**Exercise details**.
Return, from the data below, each line that contains the word "DỊCH".

The input Block Start

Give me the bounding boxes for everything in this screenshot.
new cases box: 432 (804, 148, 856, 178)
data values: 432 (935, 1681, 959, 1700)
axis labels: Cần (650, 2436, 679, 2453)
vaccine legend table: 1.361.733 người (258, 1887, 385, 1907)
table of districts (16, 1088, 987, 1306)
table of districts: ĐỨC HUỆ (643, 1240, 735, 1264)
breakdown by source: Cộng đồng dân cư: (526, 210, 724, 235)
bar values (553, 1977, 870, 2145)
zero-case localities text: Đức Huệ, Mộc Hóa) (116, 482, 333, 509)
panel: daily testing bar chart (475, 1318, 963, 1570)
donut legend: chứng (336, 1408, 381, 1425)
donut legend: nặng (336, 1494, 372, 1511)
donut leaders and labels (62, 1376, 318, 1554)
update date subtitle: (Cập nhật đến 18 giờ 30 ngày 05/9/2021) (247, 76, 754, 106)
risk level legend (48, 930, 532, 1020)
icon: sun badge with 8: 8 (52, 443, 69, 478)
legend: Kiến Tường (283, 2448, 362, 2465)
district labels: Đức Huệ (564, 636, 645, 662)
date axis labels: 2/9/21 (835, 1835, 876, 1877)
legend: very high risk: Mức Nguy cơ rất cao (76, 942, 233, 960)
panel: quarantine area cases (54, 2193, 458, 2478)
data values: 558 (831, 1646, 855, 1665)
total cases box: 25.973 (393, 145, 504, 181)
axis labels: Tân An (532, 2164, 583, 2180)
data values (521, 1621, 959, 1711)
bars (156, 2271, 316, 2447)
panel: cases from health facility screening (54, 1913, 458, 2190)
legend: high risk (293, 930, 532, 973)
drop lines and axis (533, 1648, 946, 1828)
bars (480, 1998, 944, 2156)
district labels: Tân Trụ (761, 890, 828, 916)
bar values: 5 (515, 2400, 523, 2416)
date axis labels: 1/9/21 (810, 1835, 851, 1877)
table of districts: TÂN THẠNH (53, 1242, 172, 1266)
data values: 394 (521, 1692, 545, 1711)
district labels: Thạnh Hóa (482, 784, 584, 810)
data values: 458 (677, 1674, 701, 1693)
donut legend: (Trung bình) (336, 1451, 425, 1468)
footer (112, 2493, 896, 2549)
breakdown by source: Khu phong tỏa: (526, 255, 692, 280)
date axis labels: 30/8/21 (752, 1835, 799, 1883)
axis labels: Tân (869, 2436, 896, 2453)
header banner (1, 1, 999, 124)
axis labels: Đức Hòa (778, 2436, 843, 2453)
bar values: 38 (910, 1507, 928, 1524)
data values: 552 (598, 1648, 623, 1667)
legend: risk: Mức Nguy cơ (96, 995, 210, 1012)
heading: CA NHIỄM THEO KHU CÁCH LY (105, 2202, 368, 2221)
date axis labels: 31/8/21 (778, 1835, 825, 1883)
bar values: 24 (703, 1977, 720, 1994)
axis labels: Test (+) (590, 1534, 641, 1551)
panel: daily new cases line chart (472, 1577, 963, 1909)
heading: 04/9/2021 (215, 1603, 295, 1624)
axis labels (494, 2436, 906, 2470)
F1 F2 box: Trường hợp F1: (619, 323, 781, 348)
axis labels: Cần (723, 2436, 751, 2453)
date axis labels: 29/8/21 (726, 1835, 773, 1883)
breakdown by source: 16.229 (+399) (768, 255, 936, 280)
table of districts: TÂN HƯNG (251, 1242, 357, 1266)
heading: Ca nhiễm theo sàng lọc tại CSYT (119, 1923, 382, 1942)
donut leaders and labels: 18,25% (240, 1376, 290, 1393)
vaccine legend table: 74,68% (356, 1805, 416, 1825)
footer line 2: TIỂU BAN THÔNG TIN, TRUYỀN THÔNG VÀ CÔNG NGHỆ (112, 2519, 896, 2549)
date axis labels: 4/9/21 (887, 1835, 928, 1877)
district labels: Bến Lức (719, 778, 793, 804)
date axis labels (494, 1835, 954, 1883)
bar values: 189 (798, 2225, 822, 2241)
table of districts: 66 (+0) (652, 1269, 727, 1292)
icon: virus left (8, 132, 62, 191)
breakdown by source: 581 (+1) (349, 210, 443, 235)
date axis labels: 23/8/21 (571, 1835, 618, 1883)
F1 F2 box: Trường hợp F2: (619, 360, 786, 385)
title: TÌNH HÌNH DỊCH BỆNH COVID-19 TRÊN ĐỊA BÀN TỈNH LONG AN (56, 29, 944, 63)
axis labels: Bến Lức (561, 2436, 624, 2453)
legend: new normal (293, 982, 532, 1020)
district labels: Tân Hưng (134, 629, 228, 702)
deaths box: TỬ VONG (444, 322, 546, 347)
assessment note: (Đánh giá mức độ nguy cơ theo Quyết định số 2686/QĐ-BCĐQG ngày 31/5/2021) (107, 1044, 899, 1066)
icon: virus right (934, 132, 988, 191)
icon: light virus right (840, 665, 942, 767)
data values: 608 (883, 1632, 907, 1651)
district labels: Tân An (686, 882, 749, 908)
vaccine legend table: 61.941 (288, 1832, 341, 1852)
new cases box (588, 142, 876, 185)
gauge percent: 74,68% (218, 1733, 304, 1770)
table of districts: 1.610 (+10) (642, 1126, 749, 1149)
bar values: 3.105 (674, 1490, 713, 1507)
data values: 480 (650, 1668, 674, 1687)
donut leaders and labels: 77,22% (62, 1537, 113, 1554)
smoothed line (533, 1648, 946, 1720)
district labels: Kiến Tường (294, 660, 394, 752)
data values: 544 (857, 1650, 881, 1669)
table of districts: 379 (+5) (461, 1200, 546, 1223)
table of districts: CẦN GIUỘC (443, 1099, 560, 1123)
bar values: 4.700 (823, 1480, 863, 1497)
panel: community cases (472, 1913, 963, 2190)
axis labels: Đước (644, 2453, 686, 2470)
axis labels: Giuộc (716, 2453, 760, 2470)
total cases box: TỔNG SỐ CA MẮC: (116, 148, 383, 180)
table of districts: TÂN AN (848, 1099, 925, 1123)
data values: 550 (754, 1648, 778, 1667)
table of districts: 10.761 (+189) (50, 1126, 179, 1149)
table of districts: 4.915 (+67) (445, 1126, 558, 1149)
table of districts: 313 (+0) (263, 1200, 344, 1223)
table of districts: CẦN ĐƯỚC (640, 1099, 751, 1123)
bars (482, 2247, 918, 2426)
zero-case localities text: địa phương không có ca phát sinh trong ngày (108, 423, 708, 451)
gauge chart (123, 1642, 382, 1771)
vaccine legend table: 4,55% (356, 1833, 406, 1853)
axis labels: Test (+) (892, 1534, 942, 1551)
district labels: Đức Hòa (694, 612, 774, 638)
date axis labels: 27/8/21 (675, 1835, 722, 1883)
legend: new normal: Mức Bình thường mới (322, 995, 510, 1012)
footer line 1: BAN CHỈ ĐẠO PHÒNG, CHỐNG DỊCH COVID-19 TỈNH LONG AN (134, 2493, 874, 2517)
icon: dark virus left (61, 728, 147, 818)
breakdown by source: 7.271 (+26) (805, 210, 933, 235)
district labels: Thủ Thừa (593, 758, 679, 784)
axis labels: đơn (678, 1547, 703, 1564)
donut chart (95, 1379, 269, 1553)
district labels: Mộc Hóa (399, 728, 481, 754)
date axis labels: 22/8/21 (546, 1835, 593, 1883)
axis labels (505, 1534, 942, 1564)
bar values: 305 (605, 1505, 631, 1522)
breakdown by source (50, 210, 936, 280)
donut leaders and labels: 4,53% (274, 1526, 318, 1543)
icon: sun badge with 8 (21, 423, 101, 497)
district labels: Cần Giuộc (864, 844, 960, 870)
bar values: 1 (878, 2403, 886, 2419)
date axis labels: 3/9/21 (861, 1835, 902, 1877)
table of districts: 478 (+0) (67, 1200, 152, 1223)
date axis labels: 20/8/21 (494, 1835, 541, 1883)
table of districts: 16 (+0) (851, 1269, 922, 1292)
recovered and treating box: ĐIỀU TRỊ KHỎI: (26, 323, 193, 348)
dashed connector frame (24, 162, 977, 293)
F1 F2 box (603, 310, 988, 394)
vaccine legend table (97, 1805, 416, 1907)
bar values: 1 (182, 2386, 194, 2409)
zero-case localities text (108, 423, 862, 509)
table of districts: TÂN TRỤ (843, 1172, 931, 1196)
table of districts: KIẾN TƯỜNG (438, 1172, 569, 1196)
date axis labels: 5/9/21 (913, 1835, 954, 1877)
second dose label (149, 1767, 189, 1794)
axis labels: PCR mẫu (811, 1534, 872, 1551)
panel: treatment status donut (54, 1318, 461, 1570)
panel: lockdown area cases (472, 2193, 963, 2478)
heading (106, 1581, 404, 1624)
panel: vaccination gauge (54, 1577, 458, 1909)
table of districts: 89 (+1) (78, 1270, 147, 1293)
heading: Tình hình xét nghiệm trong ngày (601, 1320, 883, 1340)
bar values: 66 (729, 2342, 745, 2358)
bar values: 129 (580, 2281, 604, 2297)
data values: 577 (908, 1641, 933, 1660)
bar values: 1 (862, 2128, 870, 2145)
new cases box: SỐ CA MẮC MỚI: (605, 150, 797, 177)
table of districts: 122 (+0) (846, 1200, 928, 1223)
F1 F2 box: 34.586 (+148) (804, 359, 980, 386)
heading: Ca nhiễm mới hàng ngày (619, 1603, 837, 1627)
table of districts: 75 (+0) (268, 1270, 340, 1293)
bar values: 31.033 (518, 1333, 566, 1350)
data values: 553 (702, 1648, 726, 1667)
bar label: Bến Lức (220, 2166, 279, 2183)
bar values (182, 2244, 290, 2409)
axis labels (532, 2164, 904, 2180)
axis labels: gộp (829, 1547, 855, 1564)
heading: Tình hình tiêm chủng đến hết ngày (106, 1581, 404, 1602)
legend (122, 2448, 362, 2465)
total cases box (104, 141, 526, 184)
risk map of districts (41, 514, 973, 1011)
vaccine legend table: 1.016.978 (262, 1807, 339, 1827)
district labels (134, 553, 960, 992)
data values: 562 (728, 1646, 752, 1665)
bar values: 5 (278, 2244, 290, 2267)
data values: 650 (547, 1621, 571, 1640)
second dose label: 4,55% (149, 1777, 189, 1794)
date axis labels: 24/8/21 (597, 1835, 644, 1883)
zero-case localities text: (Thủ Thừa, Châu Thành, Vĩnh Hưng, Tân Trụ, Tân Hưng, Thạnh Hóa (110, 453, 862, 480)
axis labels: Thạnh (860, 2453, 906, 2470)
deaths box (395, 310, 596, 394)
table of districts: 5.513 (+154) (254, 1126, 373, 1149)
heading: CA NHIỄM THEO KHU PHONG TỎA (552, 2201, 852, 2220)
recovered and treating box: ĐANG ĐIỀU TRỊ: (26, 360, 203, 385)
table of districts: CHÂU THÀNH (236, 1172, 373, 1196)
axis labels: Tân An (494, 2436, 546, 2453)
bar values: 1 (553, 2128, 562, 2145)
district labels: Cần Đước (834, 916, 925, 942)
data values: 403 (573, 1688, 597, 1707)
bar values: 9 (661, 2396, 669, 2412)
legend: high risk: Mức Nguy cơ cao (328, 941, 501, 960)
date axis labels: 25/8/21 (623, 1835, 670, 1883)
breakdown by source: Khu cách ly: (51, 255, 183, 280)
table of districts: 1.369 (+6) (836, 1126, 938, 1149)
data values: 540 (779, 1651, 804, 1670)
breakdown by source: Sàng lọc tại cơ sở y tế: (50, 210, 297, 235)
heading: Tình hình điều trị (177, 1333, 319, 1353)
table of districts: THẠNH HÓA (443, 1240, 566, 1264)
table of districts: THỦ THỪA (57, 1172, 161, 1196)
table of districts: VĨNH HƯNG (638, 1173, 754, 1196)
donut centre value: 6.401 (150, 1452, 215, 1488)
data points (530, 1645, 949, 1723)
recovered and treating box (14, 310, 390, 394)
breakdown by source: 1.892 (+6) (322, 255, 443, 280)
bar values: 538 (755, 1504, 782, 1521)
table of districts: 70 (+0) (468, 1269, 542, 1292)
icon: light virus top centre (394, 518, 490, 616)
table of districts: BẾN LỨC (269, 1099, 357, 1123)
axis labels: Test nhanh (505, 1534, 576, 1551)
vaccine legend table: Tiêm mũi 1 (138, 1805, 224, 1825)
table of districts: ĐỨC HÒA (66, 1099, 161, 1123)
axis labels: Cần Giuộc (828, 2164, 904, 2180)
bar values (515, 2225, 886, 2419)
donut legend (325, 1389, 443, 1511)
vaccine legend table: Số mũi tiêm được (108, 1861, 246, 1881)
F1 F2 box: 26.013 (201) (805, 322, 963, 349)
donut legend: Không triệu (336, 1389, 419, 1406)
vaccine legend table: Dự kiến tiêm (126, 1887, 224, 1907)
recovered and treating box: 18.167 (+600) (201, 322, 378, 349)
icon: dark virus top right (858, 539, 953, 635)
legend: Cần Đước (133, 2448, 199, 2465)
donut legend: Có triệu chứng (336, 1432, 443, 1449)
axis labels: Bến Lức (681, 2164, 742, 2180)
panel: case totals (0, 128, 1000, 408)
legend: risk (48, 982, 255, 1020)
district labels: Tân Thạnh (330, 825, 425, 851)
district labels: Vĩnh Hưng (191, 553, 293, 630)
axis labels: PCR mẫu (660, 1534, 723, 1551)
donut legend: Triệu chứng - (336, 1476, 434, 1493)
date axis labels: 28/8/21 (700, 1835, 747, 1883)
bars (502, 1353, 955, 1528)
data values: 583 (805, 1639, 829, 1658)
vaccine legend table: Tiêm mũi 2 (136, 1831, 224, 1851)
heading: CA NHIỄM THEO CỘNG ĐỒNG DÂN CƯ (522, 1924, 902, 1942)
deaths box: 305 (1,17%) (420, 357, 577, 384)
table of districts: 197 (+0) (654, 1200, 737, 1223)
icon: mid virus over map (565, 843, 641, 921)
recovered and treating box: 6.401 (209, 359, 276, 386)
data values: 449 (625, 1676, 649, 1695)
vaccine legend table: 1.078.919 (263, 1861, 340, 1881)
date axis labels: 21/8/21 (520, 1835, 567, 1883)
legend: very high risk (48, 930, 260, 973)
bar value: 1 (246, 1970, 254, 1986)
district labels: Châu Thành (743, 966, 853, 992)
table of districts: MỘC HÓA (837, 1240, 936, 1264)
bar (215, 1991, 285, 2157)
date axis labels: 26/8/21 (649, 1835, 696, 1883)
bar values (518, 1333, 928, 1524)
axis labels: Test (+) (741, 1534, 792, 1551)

The input Block End

**Written answer**.
title: TÌNH HÌNH DỊCH BỆNH COVID-19 TRÊN ĐỊA BÀN TỈNH LONG AN (56, 29, 944, 63)
footer line 1: BAN CHỈ ĐẠO PHÒNG, CHỐNG DỊCH COVID-19 TỈNH LONG AN (134, 2493, 874, 2517)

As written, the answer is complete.